» **What to do**
Copy each of the records below line for line, with no changes.

* * * *

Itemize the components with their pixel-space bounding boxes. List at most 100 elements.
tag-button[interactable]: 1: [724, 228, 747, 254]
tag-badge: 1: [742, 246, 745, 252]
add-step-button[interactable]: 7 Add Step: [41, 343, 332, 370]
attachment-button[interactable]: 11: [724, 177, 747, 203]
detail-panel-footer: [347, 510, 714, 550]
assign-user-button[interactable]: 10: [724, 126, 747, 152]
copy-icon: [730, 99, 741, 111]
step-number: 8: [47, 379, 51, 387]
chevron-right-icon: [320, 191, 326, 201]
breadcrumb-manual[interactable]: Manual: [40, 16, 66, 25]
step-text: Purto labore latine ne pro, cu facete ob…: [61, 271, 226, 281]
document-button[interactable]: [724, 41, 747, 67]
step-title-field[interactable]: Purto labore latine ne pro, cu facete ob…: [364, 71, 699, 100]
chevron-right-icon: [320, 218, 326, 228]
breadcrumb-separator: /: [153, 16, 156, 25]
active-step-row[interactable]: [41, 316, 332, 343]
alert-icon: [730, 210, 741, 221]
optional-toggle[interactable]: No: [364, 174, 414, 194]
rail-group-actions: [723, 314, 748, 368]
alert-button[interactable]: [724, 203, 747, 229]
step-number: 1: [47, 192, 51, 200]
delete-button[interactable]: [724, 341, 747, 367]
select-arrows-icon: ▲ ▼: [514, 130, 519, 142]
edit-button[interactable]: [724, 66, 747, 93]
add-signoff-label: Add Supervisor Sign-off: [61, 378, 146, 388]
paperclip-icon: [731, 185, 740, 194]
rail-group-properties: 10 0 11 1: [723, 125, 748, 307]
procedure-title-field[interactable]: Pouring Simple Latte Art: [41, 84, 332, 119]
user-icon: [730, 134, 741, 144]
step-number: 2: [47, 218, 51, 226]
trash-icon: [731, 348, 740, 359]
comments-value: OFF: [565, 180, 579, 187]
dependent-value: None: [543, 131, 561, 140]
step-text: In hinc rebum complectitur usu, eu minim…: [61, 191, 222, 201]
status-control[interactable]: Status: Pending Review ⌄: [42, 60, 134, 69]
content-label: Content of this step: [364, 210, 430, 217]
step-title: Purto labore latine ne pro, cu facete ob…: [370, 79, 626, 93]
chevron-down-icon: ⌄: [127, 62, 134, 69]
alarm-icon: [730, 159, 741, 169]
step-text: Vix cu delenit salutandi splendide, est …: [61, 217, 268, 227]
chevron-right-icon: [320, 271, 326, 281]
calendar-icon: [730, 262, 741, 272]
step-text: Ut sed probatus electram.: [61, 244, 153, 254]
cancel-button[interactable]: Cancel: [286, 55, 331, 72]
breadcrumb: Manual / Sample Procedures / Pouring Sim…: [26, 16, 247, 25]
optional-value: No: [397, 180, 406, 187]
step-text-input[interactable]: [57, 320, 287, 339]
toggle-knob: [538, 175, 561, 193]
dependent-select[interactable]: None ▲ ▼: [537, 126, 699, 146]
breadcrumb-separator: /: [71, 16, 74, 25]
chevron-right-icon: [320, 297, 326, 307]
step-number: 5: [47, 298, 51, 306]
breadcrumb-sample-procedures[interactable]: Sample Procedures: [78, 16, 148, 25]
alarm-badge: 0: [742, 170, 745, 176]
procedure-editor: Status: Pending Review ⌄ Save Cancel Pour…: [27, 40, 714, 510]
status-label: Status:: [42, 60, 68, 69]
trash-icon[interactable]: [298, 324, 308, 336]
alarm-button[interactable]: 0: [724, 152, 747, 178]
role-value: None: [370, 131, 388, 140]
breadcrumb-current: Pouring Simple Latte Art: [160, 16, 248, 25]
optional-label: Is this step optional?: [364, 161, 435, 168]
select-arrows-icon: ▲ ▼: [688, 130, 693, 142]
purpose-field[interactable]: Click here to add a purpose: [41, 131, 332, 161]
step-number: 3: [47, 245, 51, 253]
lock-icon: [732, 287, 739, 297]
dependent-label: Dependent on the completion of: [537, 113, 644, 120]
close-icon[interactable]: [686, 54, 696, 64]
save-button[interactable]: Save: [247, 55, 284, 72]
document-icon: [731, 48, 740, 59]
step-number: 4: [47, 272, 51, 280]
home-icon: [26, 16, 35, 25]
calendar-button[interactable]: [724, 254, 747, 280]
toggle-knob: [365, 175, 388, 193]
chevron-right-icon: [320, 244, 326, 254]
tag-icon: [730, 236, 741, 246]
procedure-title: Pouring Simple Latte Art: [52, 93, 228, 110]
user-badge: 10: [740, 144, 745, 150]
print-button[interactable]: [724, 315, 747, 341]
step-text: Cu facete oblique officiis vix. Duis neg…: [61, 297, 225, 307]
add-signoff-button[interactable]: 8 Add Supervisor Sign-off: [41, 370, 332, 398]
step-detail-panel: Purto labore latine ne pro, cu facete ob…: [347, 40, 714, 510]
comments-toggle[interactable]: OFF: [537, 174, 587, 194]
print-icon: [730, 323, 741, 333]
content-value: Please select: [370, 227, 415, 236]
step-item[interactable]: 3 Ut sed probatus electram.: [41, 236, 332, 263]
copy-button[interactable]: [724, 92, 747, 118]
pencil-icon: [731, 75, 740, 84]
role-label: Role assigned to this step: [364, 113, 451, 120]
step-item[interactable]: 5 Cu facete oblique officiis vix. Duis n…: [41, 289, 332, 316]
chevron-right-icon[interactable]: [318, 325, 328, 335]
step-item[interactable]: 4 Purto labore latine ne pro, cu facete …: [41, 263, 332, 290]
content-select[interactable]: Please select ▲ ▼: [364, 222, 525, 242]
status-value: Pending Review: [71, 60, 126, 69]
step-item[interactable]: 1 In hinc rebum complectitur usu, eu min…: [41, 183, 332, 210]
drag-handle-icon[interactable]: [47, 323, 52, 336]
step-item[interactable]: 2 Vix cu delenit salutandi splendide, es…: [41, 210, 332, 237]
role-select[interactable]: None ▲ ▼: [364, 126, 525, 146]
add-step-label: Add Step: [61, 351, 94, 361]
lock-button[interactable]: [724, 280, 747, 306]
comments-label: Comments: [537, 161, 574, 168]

* * * *

» **Solution for this exercise**
Itemize the components with their pixel-space bounding boxes. List at most 100 elements.
tag-button[interactable]: 1: [724, 228, 747, 254]
tag-badge: 1: [742, 246, 745, 252]
add-step-button[interactable]: 7 Add Step: [41, 343, 332, 370]
attachment-button[interactable]: 11: [724, 177, 747, 203]
detail-panel-footer: [347, 510, 714, 550]
assign-user-button[interactable]: 10: [724, 126, 747, 152]
copy-icon: [730, 99, 741, 111]
step-number: 8: [47, 379, 51, 387]
chevron-right-icon: [320, 191, 326, 201]
breadcrumb-manual[interactable]: Manual: [40, 16, 66, 25]
step-text: Purto labore latine ne pro, cu facete ob…: [61, 271, 226, 281]
document-button[interactable]: [724, 41, 747, 67]
step-title-field[interactable]: Purto labore latine ne pro, cu facete ob…: [364, 71, 699, 100]
chevron-right-icon: [320, 218, 326, 228]
breadcrumb-separator: /: [153, 16, 156, 25]
active-step-row[interactable]: [41, 316, 332, 343]
alert-icon: [730, 210, 741, 221]
optional-toggle[interactable]: No: [364, 174, 414, 194]
rail-group-actions: [723, 314, 748, 368]
alert-button[interactable]: [724, 203, 747, 229]
step-number: 1: [47, 192, 51, 200]
delete-button[interactable]: [724, 341, 747, 367]
select-arrows-icon: ▲ ▼: [514, 130, 519, 142]
edit-button[interactable]: [724, 66, 747, 93]
add-signoff-label: Add Supervisor Sign-off: [61, 378, 146, 388]
paperclip-icon: [731, 185, 740, 194]
rail-group-properties: 10 0 11 1: [723, 125, 748, 307]
procedure-title-field[interactable]: Pouring Simple Latte Art: [41, 84, 332, 119]
user-icon: [730, 134, 741, 144]
step-number: 2: [47, 218, 51, 226]
trash-icon: [731, 348, 740, 359]
comments-value: OFF: [565, 180, 579, 187]
dependent-value: None: [543, 131, 561, 140]
step-text: In hinc rebum complectitur usu, eu minim…: [61, 191, 222, 201]
status-control[interactable]: Status: Pending Review ⌄: [42, 60, 134, 69]
content-label: Content of this step: [364, 210, 430, 217]
step-title: Purto labore latine ne pro, cu facete ob…: [370, 79, 626, 93]
chevron-down-icon: ⌄: [127, 62, 134, 69]
alarm-icon: [730, 159, 741, 169]
step-text: Vix cu delenit salutandi splendide, est …: [61, 217, 268, 227]
chevron-right-icon: [320, 271, 326, 281]
calendar-icon: [730, 262, 741, 272]
step-text: Ut sed probatus electram.: [61, 244, 153, 254]
cancel-button[interactable]: Cancel: [286, 55, 331, 72]
breadcrumb: Manual / Sample Procedures / Pouring Sim…: [26, 16, 247, 25]
optional-value: No: [397, 180, 406, 187]
step-text-input[interactable]: [57, 320, 287, 339]
toggle-knob: [538, 175, 561, 193]
dependent-select[interactable]: None ▲ ▼: [537, 126, 699, 146]
breadcrumb-separator: /: [71, 16, 74, 25]
chevron-right-icon: [320, 297, 326, 307]
step-number: 5: [47, 298, 51, 306]
breadcrumb-sample-procedures[interactable]: Sample Procedures: [78, 16, 148, 25]
alarm-badge: 0: [742, 170, 745, 176]
procedure-editor: Status: Pending Review ⌄ Save Cancel Pour…: [27, 40, 714, 510]
status-label: Status:: [42, 60, 68, 69]
trash-icon[interactable]: [298, 324, 308, 336]
alarm-button[interactable]: 0: [724, 152, 747, 178]
role-value: None: [370, 131, 388, 140]
breadcrumb-current: Pouring Simple Latte Art: [160, 16, 248, 25]
optional-label: Is this step optional?: [364, 161, 435, 168]
select-arrows-icon: ▲ ▼: [688, 130, 693, 142]
purpose-field[interactable]: Click here to add a purpose: [41, 131, 332, 161]
step-number: 3: [47, 245, 51, 253]
lock-icon: [732, 287, 739, 297]
dependent-label: Dependent on the completion of: [537, 113, 644, 120]
close-icon[interactable]: [686, 54, 696, 64]
save-button[interactable]: Save: [247, 55, 284, 72]
document-icon: [731, 48, 740, 59]
step-number: 4: [47, 272, 51, 280]
home-icon: [26, 16, 35, 25]
calendar-button[interactable]: [724, 254, 747, 280]
toggle-knob: [365, 175, 388, 193]
chevron-right-icon: [320, 244, 326, 254]
tag-icon: [730, 236, 741, 246]
procedure-title: Pouring Simple Latte Art: [52, 93, 228, 110]
user-badge: 10: [740, 144, 745, 150]
print-button[interactable]: [724, 315, 747, 341]
step-text: Cu facete oblique officiis vix. Duis neg…: [61, 297, 225, 307]
add-signoff-button[interactable]: 8 Add Supervisor Sign-off: [41, 370, 332, 398]
step-detail-panel: Purto labore latine ne pro, cu facete ob…: [347, 40, 714, 510]
comments-toggle[interactable]: OFF: [537, 174, 587, 194]
print-icon: [730, 323, 741, 333]
content-value: Please select: [370, 227, 415, 236]
step-item[interactable]: 3 Ut sed probatus electram.: [41, 236, 332, 263]
copy-button[interactable]: [724, 92, 747, 118]
pencil-icon: [731, 75, 740, 84]
role-label: Role assigned to this step: [364, 113, 451, 120]
step-item[interactable]: 5 Cu facete oblique officiis vix. Duis n…: [41, 289, 332, 316]
chevron-right-icon[interactable]: [318, 325, 328, 335]
step-item[interactable]: 4 Purto labore latine ne pro, cu facete …: [41, 263, 332, 290]
content-select[interactable]: Please select ▲ ▼: [364, 222, 525, 242]
status-value: Pending Review: [71, 60, 126, 69]
step-item[interactable]: 1 In hinc rebum complectitur usu, eu min…: [41, 183, 332, 210]
drag-handle-icon[interactable]: [47, 323, 52, 336]
step-item[interactable]: 2 Vix cu delenit salutandi splendide, es…: [41, 210, 332, 237]
role-select[interactable]: None ▲ ▼: [364, 126, 525, 146]
add-step-label: Add Step: [61, 351, 94, 361]
lock-button[interactable]: [724, 280, 747, 306]
comments-label: Comments: [537, 161, 574, 168]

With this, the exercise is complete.